» **Required work**: Write out all of the data without omission, exactly as shown.

[Start]

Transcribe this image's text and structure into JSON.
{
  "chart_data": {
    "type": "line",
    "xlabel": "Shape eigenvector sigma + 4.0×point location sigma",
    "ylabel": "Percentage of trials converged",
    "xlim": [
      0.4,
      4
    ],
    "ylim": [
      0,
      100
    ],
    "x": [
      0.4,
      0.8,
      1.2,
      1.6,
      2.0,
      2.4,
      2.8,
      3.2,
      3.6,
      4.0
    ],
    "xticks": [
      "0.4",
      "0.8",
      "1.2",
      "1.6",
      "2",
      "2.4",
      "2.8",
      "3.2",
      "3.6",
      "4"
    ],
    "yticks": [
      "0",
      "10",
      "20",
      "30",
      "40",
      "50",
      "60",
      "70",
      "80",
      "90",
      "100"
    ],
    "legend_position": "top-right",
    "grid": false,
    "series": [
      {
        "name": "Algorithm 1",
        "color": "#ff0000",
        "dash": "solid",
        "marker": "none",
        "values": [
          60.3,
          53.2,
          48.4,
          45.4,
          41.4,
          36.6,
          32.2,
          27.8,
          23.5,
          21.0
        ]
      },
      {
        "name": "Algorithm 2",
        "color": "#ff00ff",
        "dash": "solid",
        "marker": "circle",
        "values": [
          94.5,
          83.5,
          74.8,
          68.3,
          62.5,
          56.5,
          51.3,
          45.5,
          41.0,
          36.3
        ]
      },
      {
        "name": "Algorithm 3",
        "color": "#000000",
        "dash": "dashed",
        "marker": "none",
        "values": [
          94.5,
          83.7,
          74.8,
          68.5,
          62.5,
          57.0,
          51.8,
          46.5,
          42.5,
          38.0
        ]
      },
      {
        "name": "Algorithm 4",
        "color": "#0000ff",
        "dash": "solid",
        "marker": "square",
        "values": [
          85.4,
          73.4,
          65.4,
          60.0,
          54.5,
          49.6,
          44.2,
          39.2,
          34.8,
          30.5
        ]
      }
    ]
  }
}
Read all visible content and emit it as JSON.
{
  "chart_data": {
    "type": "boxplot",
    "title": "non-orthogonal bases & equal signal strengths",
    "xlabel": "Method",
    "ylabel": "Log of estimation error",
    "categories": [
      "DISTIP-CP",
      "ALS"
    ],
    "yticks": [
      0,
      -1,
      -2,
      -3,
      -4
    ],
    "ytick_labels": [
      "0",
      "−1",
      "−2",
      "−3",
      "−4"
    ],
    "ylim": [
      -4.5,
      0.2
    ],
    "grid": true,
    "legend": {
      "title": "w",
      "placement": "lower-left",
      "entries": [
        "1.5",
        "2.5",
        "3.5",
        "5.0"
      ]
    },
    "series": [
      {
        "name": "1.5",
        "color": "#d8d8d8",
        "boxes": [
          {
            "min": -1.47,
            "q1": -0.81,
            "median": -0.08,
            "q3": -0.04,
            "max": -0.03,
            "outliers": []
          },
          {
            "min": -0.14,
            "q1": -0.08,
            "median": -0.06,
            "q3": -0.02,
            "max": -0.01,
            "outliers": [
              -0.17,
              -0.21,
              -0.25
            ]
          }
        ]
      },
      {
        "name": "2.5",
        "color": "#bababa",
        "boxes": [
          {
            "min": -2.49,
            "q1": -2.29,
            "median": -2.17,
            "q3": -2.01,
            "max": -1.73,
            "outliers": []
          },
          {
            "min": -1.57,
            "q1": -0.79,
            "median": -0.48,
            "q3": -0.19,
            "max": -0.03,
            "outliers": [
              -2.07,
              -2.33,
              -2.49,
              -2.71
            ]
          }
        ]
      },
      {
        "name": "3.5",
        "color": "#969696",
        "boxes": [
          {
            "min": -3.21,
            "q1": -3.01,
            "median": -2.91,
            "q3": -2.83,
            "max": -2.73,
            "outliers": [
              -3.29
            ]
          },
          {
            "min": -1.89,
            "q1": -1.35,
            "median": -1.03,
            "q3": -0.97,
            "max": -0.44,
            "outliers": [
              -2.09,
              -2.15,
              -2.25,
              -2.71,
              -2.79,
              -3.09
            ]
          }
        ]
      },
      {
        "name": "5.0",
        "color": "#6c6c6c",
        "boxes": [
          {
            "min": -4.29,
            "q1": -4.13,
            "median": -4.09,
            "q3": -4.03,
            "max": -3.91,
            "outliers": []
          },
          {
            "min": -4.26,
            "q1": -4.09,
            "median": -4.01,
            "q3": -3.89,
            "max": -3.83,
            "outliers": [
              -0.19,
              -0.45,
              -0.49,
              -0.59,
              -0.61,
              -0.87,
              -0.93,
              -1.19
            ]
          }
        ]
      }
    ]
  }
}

[End]

» **The result**:
Transcribe this image's text and structure into JSON.
{
  "chart_data": {
    "type": "line",
    "xlabel": "Shape eigenvector sigma + 4.0×point location sigma",
    "ylabel": "Percentage of trials converged",
    "xlim": [
      0.4,
      4
    ],
    "ylim": [
      0,
      100
    ],
    "x": [
      0.4,
      0.8,
      1.2,
      1.6,
      2.0,
      2.4,
      2.8,
      3.2,
      3.6,
      4.0
    ],
    "xticks": [
      "0.4",
      "0.8",
      "1.2",
      "1.6",
      "2",
      "2.4",
      "2.8",
      "3.2",
      "3.6",
      "4"
    ],
    "yticks": [
      "0",
      "10",
      "20",
      "30",
      "40",
      "50",
      "60",
      "70",
      "80",
      "90",
      "100"
    ],
    "legend_position": "top-right",
    "grid": false,
    "series": [
      {
        "name": "Algorithm 1",
        "color": "#ff0000",
        "dash": "solid",
        "marker": "none",
        "values": [
          60.3,
          53.2,
          48.4,
          45.4,
          41.4,
          36.6,
          32.2,
          27.8,
          23.5,
          21.0
        ]
      },
      {
        "name": "Algorithm 2",
        "color": "#ff00ff",
        "dash": "solid",
        "marker": "circle",
        "values": [
          94.5,
          83.5,
          74.8,
          68.3,
          62.5,
          56.5,
          51.3,
          45.5,
          41.0,
          36.3
        ]
      },
      {
        "name": "Algorithm 3",
        "color": "#000000",
        "dash": "dashed",
        "marker": "none",
        "values": [
          94.5,
          83.7,
          74.8,
          68.5,
          62.5,
          57.0,
          51.8,
          46.5,
          42.5,
          38.0
        ]
      },
      {
        "name": "Algorithm 4",
        "color": "#0000ff",
        "dash": "solid",
        "marker": "square",
        "values": [
          85.4,
          73.4,
          65.4,
          60.0,
          54.5,
          49.6,
          44.2,
          39.2,
          34.8,
          30.5
        ]
      }
    ]
  }
}
Read all visible content and emit it as JSON.
{
  "chart_data": {
    "type": "boxplot",
    "title": "non-orthogonal bases & equal signal strengths",
    "xlabel": "Method",
    "ylabel": "Log of estimation error",
    "categories": [
      "DISTIP-CP",
      "ALS"
    ],
    "yticks": [
      0,
      -1,
      -2,
      -3,
      -4
    ],
    "ytick_labels": [
      "0",
      "−1",
      "−2",
      "−3",
      "−4"
    ],
    "ylim": [
      -4.5,
      0.2
    ],
    "grid": true,
    "legend": {
      "title": "w",
      "placement": "lower-left",
      "entries": [
        "1.5",
        "2.5",
        "3.5",
        "5.0"
      ]
    },
    "series": [
      {
        "name": "1.5",
        "color": "#d8d8d8",
        "boxes": [
          {
            "min": -1.47,
            "q1": -0.81,
            "median": -0.08,
            "q3": -0.04,
            "max": -0.03,
            "outliers": []
          },
          {
            "min": -0.14,
            "q1": -0.08,
            "median": -0.06,
            "q3": -0.02,
            "max": -0.01,
            "outliers": [
              -0.17,
              -0.21,
              -0.25
            ]
          }
        ]
      },
      {
        "name": "2.5",
        "color": "#bababa",
        "boxes": [
          {
            "min": -2.49,
            "q1": -2.29,
            "median": -2.17,
            "q3": -2.01,
            "max": -1.73,
            "outliers": []
          },
          {
            "min": -1.57,
            "q1": -0.79,
            "median": -0.48,
            "q3": -0.19,
            "max": -0.03,
            "outliers": [
              -2.07,
              -2.33,
              -2.49,
              -2.71
            ]
          }
        ]
      },
      {
        "name": "3.5",
        "color": "#969696",
        "boxes": [
          {
            "min": -3.21,
            "q1": -3.01,
            "median": -2.91,
            "q3": -2.83,
            "max": -2.73,
            "outliers": [
              -3.29
            ]
          },
          {
            "min": -1.89,
            "q1": -1.35,
            "median": -1.03,
            "q3": -0.97,
            "max": -0.44,
            "outliers": [
              -2.09,
              -2.15,
              -2.25,
              -2.71,
              -2.79,
              -3.09
            ]
          }
        ]
      },
      {
        "name": "5.0",
        "color": "#6c6c6c",
        "boxes": [
          {
            "min": -4.29,
            "q1": -4.13,
            "median": -4.09,
            "q3": -4.03,
            "max": -3.91,
            "outliers": []
          },
          {
            "min": -4.26,
            "q1": -4.09,
            "median": -4.01,
            "q3": -3.89,
            "max": -3.83,
            "outliers": [
              -0.19,
              -0.45,
              -0.49,
              -0.59,
              -0.61,
              -0.87,
              -0.93,
              -1.19
            ]
          }
        ]
      }
    ]
  }
}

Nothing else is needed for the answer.